→ Exercise requirements: Look through the records below and collect all lines that hold the string "Forecast".

--- START OF Data provided ---

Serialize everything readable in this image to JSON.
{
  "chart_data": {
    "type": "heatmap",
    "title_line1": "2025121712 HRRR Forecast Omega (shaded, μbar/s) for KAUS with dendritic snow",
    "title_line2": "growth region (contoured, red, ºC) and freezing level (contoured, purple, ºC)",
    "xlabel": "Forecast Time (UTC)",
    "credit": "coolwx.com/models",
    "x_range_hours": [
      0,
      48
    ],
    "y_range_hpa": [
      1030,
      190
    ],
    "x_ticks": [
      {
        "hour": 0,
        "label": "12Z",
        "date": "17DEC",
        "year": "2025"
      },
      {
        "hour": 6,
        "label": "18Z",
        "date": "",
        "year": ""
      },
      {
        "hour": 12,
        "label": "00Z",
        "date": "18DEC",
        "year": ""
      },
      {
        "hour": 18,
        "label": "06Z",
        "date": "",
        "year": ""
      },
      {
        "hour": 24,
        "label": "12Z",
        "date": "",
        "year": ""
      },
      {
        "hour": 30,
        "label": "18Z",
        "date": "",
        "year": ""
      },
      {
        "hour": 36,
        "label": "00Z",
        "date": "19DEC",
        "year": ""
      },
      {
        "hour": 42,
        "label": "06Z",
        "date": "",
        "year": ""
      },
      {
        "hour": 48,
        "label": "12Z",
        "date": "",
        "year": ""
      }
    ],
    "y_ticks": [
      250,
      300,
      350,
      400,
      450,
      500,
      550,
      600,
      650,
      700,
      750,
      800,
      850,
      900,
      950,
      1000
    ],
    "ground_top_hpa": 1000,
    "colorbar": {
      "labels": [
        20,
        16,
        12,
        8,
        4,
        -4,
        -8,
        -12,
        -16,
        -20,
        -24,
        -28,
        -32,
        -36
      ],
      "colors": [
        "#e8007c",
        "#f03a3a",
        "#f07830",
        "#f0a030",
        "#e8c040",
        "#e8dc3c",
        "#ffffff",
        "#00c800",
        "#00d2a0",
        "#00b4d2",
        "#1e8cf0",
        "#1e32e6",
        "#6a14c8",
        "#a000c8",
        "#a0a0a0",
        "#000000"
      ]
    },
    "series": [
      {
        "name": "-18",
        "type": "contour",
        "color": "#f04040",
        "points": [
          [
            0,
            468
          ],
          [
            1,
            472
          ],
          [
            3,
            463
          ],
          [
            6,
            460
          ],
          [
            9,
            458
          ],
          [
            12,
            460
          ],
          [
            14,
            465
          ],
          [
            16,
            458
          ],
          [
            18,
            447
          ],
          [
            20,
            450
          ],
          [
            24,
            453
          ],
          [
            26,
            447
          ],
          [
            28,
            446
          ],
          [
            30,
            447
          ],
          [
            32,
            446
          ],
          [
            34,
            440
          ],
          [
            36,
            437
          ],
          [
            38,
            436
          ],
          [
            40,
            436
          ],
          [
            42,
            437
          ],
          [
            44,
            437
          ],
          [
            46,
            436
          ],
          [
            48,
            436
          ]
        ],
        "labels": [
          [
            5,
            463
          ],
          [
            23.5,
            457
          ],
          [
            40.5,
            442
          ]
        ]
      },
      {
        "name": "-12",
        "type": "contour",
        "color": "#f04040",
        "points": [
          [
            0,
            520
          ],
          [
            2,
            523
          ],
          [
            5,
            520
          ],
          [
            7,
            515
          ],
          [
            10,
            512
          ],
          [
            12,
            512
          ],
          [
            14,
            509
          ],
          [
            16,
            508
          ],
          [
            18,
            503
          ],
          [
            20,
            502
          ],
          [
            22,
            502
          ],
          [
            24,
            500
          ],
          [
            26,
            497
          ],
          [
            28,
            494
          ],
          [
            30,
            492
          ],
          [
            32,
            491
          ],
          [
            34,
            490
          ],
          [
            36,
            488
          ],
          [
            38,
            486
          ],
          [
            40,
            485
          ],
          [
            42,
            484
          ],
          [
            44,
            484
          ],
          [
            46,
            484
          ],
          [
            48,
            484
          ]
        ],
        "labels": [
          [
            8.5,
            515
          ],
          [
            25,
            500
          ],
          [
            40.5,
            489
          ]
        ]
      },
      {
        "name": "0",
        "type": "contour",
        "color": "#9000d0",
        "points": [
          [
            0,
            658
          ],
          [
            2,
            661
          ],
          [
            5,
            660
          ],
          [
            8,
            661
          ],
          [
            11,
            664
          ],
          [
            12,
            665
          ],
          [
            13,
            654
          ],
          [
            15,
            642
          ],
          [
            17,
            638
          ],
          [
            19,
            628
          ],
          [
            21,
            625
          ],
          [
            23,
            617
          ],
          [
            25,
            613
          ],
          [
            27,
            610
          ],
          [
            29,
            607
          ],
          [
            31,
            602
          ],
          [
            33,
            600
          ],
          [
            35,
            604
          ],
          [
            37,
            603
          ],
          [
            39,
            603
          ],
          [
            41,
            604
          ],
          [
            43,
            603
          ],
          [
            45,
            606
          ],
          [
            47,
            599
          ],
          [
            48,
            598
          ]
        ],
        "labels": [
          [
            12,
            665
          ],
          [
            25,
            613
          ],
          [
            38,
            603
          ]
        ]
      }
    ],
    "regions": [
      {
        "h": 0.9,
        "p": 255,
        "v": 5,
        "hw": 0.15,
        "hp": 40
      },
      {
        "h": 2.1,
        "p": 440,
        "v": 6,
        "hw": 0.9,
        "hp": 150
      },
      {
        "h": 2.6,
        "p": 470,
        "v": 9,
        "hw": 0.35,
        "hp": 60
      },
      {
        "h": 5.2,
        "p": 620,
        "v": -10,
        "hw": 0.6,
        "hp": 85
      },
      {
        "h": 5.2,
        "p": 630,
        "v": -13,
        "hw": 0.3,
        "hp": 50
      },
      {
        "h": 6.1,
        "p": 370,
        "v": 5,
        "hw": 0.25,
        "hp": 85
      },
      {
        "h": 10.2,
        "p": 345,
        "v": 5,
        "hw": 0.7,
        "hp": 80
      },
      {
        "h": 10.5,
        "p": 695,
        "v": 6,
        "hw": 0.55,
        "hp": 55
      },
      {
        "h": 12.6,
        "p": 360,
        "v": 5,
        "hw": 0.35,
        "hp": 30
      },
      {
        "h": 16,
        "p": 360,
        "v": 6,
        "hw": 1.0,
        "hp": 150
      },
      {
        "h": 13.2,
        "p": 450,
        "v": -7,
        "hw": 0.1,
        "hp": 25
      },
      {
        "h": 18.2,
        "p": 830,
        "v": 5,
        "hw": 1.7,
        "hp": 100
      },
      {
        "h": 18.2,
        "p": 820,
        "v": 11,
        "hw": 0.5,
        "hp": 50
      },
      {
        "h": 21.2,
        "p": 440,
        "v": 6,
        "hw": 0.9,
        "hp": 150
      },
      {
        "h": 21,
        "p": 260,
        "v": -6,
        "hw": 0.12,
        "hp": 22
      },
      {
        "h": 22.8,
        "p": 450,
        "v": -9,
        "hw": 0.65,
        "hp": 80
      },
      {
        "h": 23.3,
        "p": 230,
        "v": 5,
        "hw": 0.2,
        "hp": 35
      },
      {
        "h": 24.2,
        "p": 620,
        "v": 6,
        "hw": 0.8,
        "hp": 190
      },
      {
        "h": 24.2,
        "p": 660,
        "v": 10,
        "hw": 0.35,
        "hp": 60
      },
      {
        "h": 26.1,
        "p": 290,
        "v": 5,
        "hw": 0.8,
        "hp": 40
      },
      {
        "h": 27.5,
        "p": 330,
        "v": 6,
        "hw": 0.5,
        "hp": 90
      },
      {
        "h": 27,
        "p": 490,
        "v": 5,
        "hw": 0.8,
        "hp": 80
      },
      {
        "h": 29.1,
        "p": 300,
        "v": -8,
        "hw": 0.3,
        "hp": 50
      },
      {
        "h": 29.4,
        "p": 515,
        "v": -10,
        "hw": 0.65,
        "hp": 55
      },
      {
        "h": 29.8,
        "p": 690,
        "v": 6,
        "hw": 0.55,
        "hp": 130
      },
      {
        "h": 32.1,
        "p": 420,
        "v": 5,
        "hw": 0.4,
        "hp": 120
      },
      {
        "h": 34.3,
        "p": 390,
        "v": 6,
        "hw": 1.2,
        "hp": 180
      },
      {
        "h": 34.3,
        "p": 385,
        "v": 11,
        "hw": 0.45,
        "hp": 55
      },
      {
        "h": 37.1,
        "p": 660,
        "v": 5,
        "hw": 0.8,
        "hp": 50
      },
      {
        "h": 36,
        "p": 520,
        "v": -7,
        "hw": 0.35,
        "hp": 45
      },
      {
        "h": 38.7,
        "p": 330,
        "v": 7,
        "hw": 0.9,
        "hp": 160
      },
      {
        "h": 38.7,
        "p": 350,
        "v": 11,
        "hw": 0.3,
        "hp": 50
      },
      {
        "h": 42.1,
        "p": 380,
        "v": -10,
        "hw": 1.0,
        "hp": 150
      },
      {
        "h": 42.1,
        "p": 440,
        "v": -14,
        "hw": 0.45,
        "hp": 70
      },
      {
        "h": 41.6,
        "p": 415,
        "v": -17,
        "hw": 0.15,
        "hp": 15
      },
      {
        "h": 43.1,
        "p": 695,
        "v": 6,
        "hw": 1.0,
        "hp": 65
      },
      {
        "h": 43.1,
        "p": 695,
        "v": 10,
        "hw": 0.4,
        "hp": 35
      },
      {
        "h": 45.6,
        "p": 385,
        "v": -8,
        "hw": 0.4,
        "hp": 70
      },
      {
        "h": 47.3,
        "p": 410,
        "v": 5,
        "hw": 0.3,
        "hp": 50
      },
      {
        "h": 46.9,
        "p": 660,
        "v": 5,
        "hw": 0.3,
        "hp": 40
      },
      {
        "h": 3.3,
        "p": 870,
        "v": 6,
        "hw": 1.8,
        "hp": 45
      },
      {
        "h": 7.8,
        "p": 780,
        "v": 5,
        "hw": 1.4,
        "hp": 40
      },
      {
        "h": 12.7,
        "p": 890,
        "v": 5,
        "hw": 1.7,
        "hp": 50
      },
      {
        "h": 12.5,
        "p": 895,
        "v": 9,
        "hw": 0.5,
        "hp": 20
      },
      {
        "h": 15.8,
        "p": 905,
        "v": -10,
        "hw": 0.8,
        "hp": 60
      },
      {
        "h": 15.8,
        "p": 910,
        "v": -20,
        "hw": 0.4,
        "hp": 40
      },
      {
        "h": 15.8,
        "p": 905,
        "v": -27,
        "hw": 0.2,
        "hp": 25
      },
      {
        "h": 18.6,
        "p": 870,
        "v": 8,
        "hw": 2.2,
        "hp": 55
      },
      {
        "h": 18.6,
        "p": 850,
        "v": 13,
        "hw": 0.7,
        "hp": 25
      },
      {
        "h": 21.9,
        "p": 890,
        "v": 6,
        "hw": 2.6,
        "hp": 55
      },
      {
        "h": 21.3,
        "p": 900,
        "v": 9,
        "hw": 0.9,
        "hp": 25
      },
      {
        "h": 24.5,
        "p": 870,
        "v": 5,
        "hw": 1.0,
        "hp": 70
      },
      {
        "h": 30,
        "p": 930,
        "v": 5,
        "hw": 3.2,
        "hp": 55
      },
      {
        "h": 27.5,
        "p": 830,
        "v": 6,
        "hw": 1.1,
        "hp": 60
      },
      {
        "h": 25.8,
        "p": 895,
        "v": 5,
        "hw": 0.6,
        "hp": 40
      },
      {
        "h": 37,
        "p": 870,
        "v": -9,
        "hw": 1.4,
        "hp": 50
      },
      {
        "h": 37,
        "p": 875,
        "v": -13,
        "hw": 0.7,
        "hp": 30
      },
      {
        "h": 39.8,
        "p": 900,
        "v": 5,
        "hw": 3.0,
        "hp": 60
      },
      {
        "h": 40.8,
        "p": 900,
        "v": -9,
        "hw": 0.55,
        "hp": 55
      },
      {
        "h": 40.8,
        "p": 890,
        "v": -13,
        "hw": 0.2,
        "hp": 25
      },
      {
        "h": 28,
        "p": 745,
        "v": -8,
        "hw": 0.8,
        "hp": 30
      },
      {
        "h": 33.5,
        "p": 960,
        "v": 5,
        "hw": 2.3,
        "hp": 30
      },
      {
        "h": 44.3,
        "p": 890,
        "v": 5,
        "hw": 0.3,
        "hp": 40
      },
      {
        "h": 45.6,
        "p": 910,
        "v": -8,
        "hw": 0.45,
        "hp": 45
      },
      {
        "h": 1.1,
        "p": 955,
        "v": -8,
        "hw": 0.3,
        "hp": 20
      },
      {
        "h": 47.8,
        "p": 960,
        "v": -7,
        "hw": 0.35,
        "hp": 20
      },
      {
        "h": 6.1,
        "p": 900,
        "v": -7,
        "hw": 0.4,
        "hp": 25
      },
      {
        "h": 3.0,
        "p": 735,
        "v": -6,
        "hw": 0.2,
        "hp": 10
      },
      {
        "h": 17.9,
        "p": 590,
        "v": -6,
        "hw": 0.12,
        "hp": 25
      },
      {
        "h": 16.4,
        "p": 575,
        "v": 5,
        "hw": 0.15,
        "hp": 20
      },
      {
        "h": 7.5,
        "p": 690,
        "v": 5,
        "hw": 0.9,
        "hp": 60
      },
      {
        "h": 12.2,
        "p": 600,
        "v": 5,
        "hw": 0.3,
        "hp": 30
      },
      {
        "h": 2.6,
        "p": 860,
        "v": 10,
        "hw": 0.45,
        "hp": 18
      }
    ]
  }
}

--- END OF Data provided ---

→ Worked answer:
    "title_line1": "2025121712 HRRR Forecast Omega (shaded, μbar/s) for KAUS with dendritic snow",
    "xlabel": "Forecast Time (UTC)",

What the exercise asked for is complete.